## WORK REQUIRED:
Beneath this task is a listing; retype all of it exactly.

## DATA TO USE:
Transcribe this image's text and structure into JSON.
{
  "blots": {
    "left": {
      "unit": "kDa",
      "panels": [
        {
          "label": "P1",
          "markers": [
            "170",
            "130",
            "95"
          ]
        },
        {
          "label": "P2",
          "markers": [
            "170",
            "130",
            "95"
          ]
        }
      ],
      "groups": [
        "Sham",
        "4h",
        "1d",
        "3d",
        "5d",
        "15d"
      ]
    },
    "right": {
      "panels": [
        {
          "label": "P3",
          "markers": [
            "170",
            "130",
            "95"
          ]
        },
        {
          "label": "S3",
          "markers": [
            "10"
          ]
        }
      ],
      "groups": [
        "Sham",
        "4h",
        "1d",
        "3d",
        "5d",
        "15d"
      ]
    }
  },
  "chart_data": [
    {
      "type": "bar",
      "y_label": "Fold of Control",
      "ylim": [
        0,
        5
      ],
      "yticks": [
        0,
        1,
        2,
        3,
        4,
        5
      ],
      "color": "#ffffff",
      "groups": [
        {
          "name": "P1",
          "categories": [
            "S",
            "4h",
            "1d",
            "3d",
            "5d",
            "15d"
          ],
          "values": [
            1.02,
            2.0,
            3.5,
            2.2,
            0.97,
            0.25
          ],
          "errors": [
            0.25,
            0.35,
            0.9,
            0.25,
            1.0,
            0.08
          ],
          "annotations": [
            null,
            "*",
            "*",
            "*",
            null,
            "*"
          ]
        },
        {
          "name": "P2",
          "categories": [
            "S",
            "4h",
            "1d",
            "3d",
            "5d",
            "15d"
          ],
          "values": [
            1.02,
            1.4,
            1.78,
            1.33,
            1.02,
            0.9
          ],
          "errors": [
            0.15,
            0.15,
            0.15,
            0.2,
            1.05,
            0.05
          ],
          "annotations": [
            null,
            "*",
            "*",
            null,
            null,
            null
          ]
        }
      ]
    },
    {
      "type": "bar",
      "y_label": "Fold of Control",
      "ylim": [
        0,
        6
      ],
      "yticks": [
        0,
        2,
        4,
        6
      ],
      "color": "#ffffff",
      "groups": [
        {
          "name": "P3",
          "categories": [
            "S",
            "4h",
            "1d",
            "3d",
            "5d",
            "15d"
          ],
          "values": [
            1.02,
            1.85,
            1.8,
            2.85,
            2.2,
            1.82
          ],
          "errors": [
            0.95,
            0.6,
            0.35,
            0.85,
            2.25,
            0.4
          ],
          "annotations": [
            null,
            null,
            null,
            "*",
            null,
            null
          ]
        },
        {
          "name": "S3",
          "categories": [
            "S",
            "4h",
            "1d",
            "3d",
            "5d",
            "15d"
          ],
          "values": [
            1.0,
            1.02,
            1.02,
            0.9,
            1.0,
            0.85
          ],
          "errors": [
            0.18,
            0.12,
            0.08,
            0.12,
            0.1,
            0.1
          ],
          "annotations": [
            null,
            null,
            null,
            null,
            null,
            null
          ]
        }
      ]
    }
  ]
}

## TASK RESULT:
Transcribe this image's text and structure into JSON.
{
  "blots": {
    "left": {
      "unit": "kDa",
      "panels": [
        {
          "label": "P1",
          "markers": [
            "170",
            "130",
            "95"
          ]
        },
        {
          "label": "P2",
          "markers": [
            "170",
            "130",
            "95"
          ]
        }
      ],
      "groups": [
        "Sham",
        "4h",
        "1d",
        "3d",
        "5d",
        "15d"
      ]
    },
    "right": {
      "panels": [
        {
          "label": "P3",
          "markers": [
            "170",
            "130",
            "95"
          ]
        },
        {
          "label": "S3",
          "markers": [
            "10"
          ]
        }
      ],
      "groups": [
        "Sham",
        "4h",
        "1d",
        "3d",
        "5d",
        "15d"
      ]
    }
  },
  "chart_data": [
    {
      "type": "bar",
      "y_label": "Fold of Control",
      "ylim": [
        0,
        5
      ],
      "yticks": [
        0,
        1,
        2,
        3,
        4,
        5
      ],
      "color": "#ffffff",
      "groups": [
        {
          "name": "P1",
          "categories": [
            "S",
            "4h",
            "1d",
            "3d",
            "5d",
            "15d"
          ],
          "values": [
            1.02,
            2.0,
            3.5,
            2.2,
            0.97,
            0.25
          ],
          "errors": [
            0.25,
            0.35,
            0.9,
            0.25,
            1.0,
            0.08
          ],
          "annotations": [
            null,
            "*",
            "*",
            "*",
            null,
            "*"
          ]
        },
        {
          "name": "P2",
          "categories": [
            "S",
            "4h",
            "1d",
            "3d",
            "5d",
            "15d"
          ],
          "values": [
            1.02,
            1.4,
            1.78,
            1.33,
            1.02,
            0.9
          ],
          "errors": [
            0.15,
            0.15,
            0.15,
            0.2,
            1.05,
            0.05
          ],
          "annotations": [
            null,
            "*",
            "*",
            null,
            null,
            null
          ]
        }
      ]
    },
    {
      "type": "bar",
      "y_label": "Fold of Control",
      "ylim": [
        0,
        6
      ],
      "yticks": [
        0,
        2,
        4,
        6
      ],
      "color": "#ffffff",
      "groups": [
        {
          "name": "P3",
          "categories": [
            "S",
            "4h",
            "1d",
            "3d",
            "5d",
            "15d"
          ],
          "values": [
            1.02,
            1.85,
            1.8,
            2.85,
            2.2,
            1.82
          ],
          "errors": [
            0.95,
            0.6,
            0.35,
            0.85,
            2.25,
            0.4
          ],
          "annotations": [
            null,
            null,
            null,
            "*",
            null,
            null
          ]
        },
        {
          "name": "S3",
          "categories": [
            "S",
            "4h",
            "1d",
            "3d",
            "5d",
            "15d"
          ],
          "values": [
            1.0,
            1.02,
            1.02,
            0.9,
            1.0,
            0.85
          ],
          "errors": [
            0.18,
            0.12,
            0.08,
            0.12,
            0.1,
            0.1
          ],
          "annotations": [
            null,
            null,
            null,
            null,
            null,
            null
          ]
        }
      ]
    }
  ]
}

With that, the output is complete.